Element box annotations:

- - -

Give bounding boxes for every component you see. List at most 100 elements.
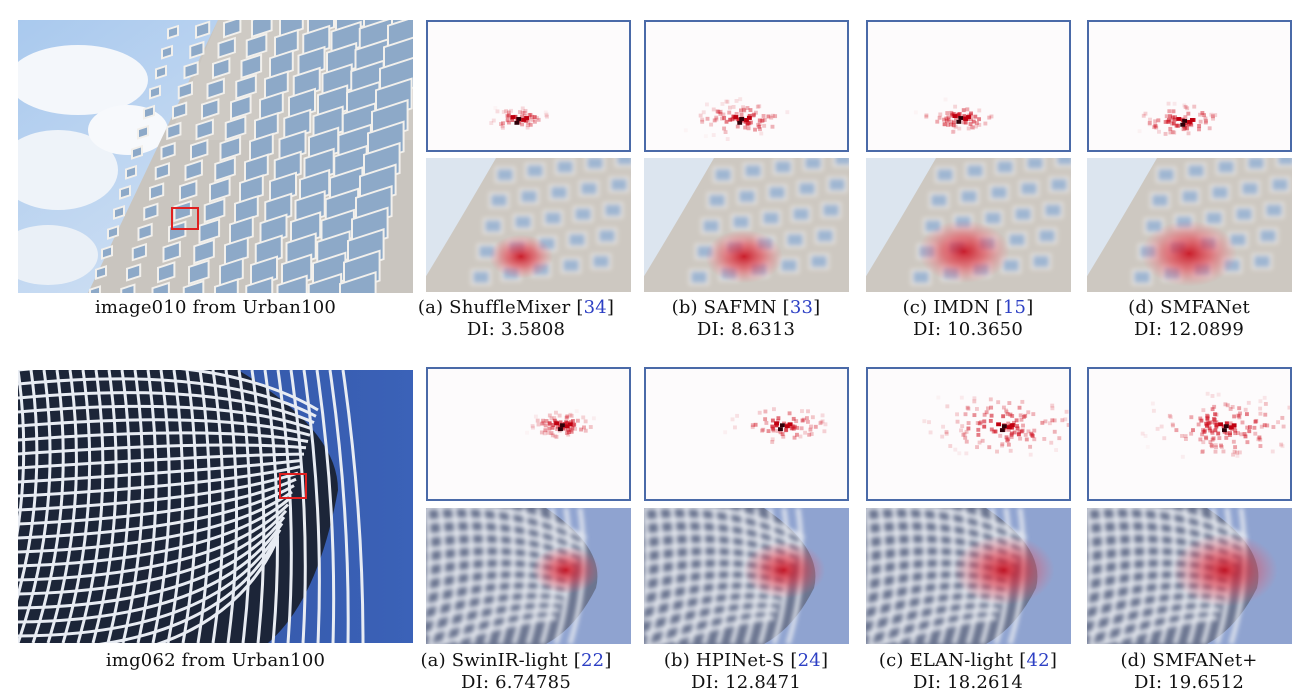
attribution-pixel <box>1202 430 1207 434</box>
window <box>137 124 149 140</box>
attribution-pixel <box>795 432 799 437</box>
attribution-pixel <box>1168 126 1173 131</box>
attribution-pixel <box>820 419 825 424</box>
attribution-pixel <box>588 425 593 429</box>
citation-link[interactable]: 42 <box>1026 650 1050 671</box>
attribution-pixel <box>807 432 812 437</box>
attribution-pixel <box>1279 442 1284 447</box>
attribution-pixel <box>1153 119 1158 124</box>
window <box>155 64 167 80</box>
attribution-pixel <box>552 416 557 421</box>
attribution-pixel <box>1032 428 1037 433</box>
attribution-pixel <box>808 427 813 432</box>
attribution-pixel <box>1203 120 1208 125</box>
attribution-pixel <box>704 134 708 138</box>
attribution-peak <box>1176 117 1182 121</box>
attribution-pixel <box>1236 431 1240 435</box>
citation-link[interactable]: 15 <box>1002 297 1027 318</box>
attribution-pixel <box>1151 408 1156 413</box>
source-caption-row2: img062 from Urban100 <box>105 650 326 671</box>
attribution-pixel <box>993 429 998 434</box>
attribution-glow <box>1172 533 1278 607</box>
attribution-pixel <box>1166 101 1171 106</box>
attribution-pixel <box>948 119 953 124</box>
attribution-pixel <box>1153 124 1158 128</box>
attribution-pixel <box>770 424 775 429</box>
attribution-pixel <box>1248 425 1252 430</box>
attribution-pixel <box>1018 436 1023 441</box>
attribution-pixel <box>1148 117 1152 122</box>
attribution-pixel <box>1203 116 1208 121</box>
attribution-pixel <box>950 112 955 117</box>
attribution-pixel <box>1210 429 1214 434</box>
attribution-pixel <box>569 420 574 425</box>
attribution-pixel <box>1173 115 1177 120</box>
attribution-map-1b <box>698 97 790 141</box>
attribution-pixel <box>810 415 815 420</box>
attribution-pixel <box>963 435 968 440</box>
attribution-pixel <box>1183 437 1188 441</box>
attribution-pixel <box>778 430 783 435</box>
attribution-pixel <box>1210 444 1214 449</box>
attribution-pixel <box>1217 436 1222 441</box>
attribution-pixel <box>579 427 584 432</box>
citation-link[interactable]: 24 <box>797 650 821 671</box>
attribution-peak <box>1189 118 1195 122</box>
attribution-pixel <box>961 120 966 125</box>
attribution-pixel <box>1001 414 1006 419</box>
attribution-pixel <box>725 137 730 141</box>
attribution-pixel <box>1237 406 1242 411</box>
attribution-pixel <box>964 429 969 434</box>
attribution-pixel <box>806 409 810 414</box>
attribution-glow <box>918 220 1010 284</box>
facade-line <box>211 370 225 643</box>
attribution-glow <box>488 234 554 279</box>
attribution-pixel <box>757 124 762 129</box>
attribution-pixel <box>501 110 506 114</box>
facade-line <box>18 490 293 554</box>
attribution-pixel <box>977 108 982 113</box>
attribution-pixel <box>1026 429 1031 434</box>
attribution-pixel <box>974 121 979 125</box>
attribution-pixel <box>720 102 725 106</box>
attribution-peak <box>1231 423 1237 428</box>
attribution-pixel <box>1200 111 1205 115</box>
attribution-pixel <box>1214 424 1219 429</box>
attribution-pixel <box>753 127 757 132</box>
attribution-pixel <box>922 419 927 424</box>
attribution-pixel <box>1233 431 1238 436</box>
attribution-pixel <box>1242 432 1247 436</box>
attribution-pixel <box>506 110 511 115</box>
window <box>214 156 236 183</box>
attribution-pixel <box>709 122 714 127</box>
attribution-pixel <box>763 417 768 422</box>
attribution-peak <box>521 118 527 122</box>
citation-link[interactable]: 33 <box>789 297 814 318</box>
attribution-pixel <box>795 425 800 430</box>
attribution-pixel <box>1015 424 1019 428</box>
attribution-pixel <box>951 129 956 134</box>
attribution-peak <box>952 114 958 118</box>
attribution-pixel <box>1212 421 1217 425</box>
attribution-pixel <box>1020 399 1025 404</box>
attribution-pixel <box>495 109 500 114</box>
facade-line <box>136 370 158 643</box>
attribution-pixel <box>1262 423 1267 428</box>
attribution-pixel <box>1192 104 1197 109</box>
overlay-crop-2c <box>866 508 1071 644</box>
citation-link[interactable]: 22 <box>581 650 605 671</box>
attribution-pixel <box>976 432 981 437</box>
attribution-pixel <box>957 126 962 131</box>
citation-link[interactable]: 34 <box>583 297 607 318</box>
attribution-pixel <box>1208 428 1213 433</box>
facade-line <box>106 370 131 643</box>
attribution-pixel <box>791 416 796 421</box>
attribution-pixel <box>1030 433 1035 438</box>
attribution-pixel <box>1017 429 1022 434</box>
facade-line <box>98 535 280 643</box>
attribution-pixel <box>1168 130 1173 135</box>
attribution-pixel <box>1208 440 1213 444</box>
attribution-pixel <box>948 444 953 448</box>
attribution-pixel <box>1198 119 1203 124</box>
attribution-pixel <box>718 110 723 114</box>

- - -

Brief:
Copy the lines from the one with "attribution-pixel <box>1202 430" to the one with "attribution-pixel <box>588 425 593 429</box>", substituting "frame" for "window" and leaving everything else unchanged.

Exercise result:
attribution-pixel <box>1202 430 1207 434</box>
frame <box>137 124 149 140</box>
attribution-pixel <box>795 432 799 437</box>
attribution-pixel <box>1168 126 1173 131</box>
attribution-pixel <box>820 419 825 424</box>
attribution-pixel <box>588 425 593 429</box>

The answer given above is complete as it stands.